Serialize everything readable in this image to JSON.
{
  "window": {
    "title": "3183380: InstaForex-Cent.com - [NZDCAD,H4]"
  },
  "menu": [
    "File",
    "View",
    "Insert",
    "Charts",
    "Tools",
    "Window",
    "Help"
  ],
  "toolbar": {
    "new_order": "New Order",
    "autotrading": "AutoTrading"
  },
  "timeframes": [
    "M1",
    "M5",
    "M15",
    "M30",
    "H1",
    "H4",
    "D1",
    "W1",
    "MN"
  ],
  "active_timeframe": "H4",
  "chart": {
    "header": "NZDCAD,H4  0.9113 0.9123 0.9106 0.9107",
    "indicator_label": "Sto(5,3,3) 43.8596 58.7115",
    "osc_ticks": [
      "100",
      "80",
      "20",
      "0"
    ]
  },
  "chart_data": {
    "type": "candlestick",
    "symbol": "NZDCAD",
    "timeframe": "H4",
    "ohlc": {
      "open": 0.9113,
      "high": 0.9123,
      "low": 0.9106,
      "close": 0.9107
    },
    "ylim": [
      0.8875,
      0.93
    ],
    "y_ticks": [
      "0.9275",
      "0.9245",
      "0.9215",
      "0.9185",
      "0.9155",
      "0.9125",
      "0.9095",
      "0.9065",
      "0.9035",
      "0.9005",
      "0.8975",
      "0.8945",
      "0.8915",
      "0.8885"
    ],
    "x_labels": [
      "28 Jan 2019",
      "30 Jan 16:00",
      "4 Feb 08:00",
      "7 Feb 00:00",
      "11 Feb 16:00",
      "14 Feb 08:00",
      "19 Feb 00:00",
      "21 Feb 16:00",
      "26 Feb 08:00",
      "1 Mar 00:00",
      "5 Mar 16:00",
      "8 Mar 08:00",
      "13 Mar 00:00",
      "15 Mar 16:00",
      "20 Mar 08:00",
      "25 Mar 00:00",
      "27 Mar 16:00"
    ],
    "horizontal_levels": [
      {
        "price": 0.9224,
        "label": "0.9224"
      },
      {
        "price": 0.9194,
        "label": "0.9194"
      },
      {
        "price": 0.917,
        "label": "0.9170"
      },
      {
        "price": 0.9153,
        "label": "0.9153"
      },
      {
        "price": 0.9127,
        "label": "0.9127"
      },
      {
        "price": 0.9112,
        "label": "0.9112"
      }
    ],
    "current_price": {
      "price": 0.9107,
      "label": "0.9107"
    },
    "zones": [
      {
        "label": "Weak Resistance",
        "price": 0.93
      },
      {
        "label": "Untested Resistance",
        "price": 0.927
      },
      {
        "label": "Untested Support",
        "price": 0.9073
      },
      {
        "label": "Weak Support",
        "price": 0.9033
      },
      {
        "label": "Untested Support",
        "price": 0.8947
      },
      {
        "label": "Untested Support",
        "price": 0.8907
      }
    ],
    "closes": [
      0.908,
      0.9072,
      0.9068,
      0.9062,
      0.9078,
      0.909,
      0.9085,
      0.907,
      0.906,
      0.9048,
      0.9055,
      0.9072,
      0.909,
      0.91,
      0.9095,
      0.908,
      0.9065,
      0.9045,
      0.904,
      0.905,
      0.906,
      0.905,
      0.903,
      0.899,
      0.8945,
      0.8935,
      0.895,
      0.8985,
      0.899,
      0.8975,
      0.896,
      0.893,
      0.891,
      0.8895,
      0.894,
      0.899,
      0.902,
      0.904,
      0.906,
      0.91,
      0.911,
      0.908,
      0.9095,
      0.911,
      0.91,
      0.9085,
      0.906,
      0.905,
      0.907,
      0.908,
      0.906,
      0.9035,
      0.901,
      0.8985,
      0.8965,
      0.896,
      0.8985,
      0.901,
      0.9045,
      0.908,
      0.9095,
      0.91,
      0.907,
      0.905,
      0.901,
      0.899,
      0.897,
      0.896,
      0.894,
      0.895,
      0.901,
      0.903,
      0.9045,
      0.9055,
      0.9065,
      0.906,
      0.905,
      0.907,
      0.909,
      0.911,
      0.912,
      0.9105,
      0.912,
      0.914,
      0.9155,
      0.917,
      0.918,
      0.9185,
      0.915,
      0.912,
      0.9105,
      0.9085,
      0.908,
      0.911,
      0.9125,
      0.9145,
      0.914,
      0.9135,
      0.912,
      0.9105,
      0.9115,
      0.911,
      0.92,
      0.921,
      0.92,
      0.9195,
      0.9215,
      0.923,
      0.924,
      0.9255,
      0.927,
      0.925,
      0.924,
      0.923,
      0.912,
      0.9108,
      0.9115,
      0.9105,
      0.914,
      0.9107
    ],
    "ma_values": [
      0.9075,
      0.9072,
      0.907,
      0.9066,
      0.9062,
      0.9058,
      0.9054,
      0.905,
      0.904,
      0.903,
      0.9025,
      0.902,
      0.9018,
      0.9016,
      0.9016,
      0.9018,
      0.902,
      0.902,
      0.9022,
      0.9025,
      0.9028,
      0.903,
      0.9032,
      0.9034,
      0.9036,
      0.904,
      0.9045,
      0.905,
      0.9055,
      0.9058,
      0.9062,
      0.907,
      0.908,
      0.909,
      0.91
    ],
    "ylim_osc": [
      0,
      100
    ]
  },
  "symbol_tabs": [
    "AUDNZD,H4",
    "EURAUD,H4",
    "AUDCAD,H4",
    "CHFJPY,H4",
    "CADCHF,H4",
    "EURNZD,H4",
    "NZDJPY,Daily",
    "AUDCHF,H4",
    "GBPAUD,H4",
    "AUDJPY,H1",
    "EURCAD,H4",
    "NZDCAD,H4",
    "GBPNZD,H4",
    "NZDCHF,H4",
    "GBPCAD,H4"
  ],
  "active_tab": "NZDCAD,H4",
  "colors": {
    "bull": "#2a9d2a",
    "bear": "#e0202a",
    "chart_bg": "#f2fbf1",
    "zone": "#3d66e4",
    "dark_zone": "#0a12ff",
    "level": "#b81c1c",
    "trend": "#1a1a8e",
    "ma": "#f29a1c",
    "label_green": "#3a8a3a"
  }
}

══════

◆ What you should do
Set down the listing in full, keeping every word exactly as it is.

◆ Exercise response
Serialize everything readable in this image to JSON.
{
  "window": {
    "title": "3183380: InstaForex-Cent.com - [NZDCAD,H4]"
  },
  "menu": [
    "File",
    "View",
    "Insert",
    "Charts",
    "Tools",
    "Window",
    "Help"
  ],
  "toolbar": {
    "new_order": "New Order",
    "autotrading": "AutoTrading"
  },
  "timeframes": [
    "M1",
    "M5",
    "M15",
    "M30",
    "H1",
    "H4",
    "D1",
    "W1",
    "MN"
  ],
  "active_timeframe": "H4",
  "chart": {
    "header": "NZDCAD,H4  0.9113 0.9123 0.9106 0.9107",
    "indicator_label": "Sto(5,3,3) 43.8596 58.7115",
    "osc_ticks": [
      "100",
      "80",
      "20",
      "0"
    ]
  },
  "chart_data": {
    "type": "candlestick",
    "symbol": "NZDCAD",
    "timeframe": "H4",
    "ohlc": {
      "open": 0.9113,
      "high": 0.9123,
      "low": 0.9106,
      "close": 0.9107
    },
    "ylim": [
      0.8875,
      0.93
    ],
    "y_ticks": [
      "0.9275",
      "0.9245",
      "0.9215",
      "0.9185",
      "0.9155",
      "0.9125",
      "0.9095",
      "0.9065",
      "0.9035",
      "0.9005",
      "0.8975",
      "0.8945",
      "0.8915",
      "0.8885"
    ],
    "x_labels": [
      "28 Jan 2019",
      "30 Jan 16:00",
      "4 Feb 08:00",
      "7 Feb 00:00",
      "11 Feb 16:00",
      "14 Feb 08:00",
      "19 Feb 00:00",
      "21 Feb 16:00",
      "26 Feb 08:00",
      "1 Mar 00:00",
      "5 Mar 16:00",
      "8 Mar 08:00",
      "13 Mar 00:00",
      "15 Mar 16:00",
      "20 Mar 08:00",
      "25 Mar 00:00",
      "27 Mar 16:00"
    ],
    "horizontal_levels": [
      {
        "price": 0.9224,
        "label": "0.9224"
      },
      {
        "price": 0.9194,
        "label": "0.9194"
      },
      {
        "price": 0.917,
        "label": "0.9170"
      },
      {
        "price": 0.9153,
        "label": "0.9153"
      },
      {
        "price": 0.9127,
        "label": "0.9127"
      },
      {
        "price": 0.9112,
        "label": "0.9112"
      }
    ],
    "current_price": {
      "price": 0.9107,
      "label": "0.9107"
    },
    "zones": [
      {
        "label": "Weak Resistance",
        "price": 0.93
      },
      {
        "label": "Untested Resistance",
        "price": 0.927
      },
      {
        "label": "Untested Support",
        "price": 0.9073
      },
      {
        "label": "Weak Support",
        "price": 0.9033
      },
      {
        "label": "Untested Support",
        "price": 0.8947
      },
      {
        "label": "Untested Support",
        "price": 0.8907
      }
    ],
    "closes": [
      0.908,
      0.9072,
      0.9068,
      0.9062,
      0.9078,
      0.909,
      0.9085,
      0.907,
      0.906,
      0.9048,
      0.9055,
      0.9072,
      0.909,
      0.91,
      0.9095,
      0.908,
      0.9065,
      0.9045,
      0.904,
      0.905,
      0.906,
      0.905,
      0.903,
      0.899,
      0.8945,
      0.8935,
      0.895,
      0.8985,
      0.899,
      0.8975,
      0.896,
      0.893,
      0.891,
      0.8895,
      0.894,
      0.899,
      0.902,
      0.904,
      0.906,
      0.91,
      0.911,
      0.908,
      0.9095,
      0.911,
      0.91,
      0.9085,
      0.906,
      0.905,
      0.907,
      0.908,
      0.906,
      0.9035,
      0.901,
      0.8985,
      0.8965,
      0.896,
      0.8985,
      0.901,
      0.9045,
      0.908,
      0.9095,
      0.91,
      0.907,
      0.905,
      0.901,
      0.899,
      0.897,
      0.896,
      0.894,
      0.895,
      0.901,
      0.903,
      0.9045,
      0.9055,
      0.9065,
      0.906,
      0.905,
      0.907,
      0.909,
      0.911,
      0.912,
      0.9105,
      0.912,
      0.914,
      0.9155,
      0.917,
      0.918,
      0.9185,
      0.915,
      0.912,
      0.9105,
      0.9085,
      0.908,
      0.911,
      0.9125,
      0.9145,
      0.914,
      0.9135,
      0.912,
      0.9105,
      0.9115,
      0.911,
      0.92,
      0.921,
      0.92,
      0.9195,
      0.9215,
      0.923,
      0.924,
      0.9255,
      0.927,
      0.925,
      0.924,
      0.923,
      0.912,
      0.9108,
      0.9115,
      0.9105,
      0.914,
      0.9107
    ],
    "ma_values": [
      0.9075,
      0.9072,
      0.907,
      0.9066,
      0.9062,
      0.9058,
      0.9054,
      0.905,
      0.904,
      0.903,
      0.9025,
      0.902,
      0.9018,
      0.9016,
      0.9016,
      0.9018,
      0.902,
      0.902,
      0.9022,
      0.9025,
      0.9028,
      0.903,
      0.9032,
      0.9034,
      0.9036,
      0.904,
      0.9045,
      0.905,
      0.9055,
      0.9058,
      0.9062,
      0.907,
      0.908,
      0.909,
      0.91
    ],
    "ylim_osc": [
      0,
      100
    ]
  },
  "symbol_tabs": [
    "AUDNZD,H4",
    "EURAUD,H4",
    "AUDCAD,H4",
    "CHFJPY,H4",
    "CADCHF,H4",
    "EURNZD,H4",
    "NZDJPY,Daily",
    "AUDCHF,H4",
    "GBPAUD,H4",
    "AUDJPY,H1",
    "EURCAD,H4",
    "NZDCAD,H4",
    "GBPNZD,H4",
    "NZDCHF,H4",
    "GBPCAD,H4"
  ],
  "active_tab": "NZDCAD,H4",
  "colors": {
    "bull": "#2a9d2a",
    "bear": "#e0202a",
    "chart_bg": "#f2fbf1",
    "zone": "#3d66e4",
    "dark_zone": "#0a12ff",
    "level": "#b81c1c",
    "trend": "#1a1a8e",
    "ma": "#f29a1c",
    "label_green": "#3a8a3a"
  }
}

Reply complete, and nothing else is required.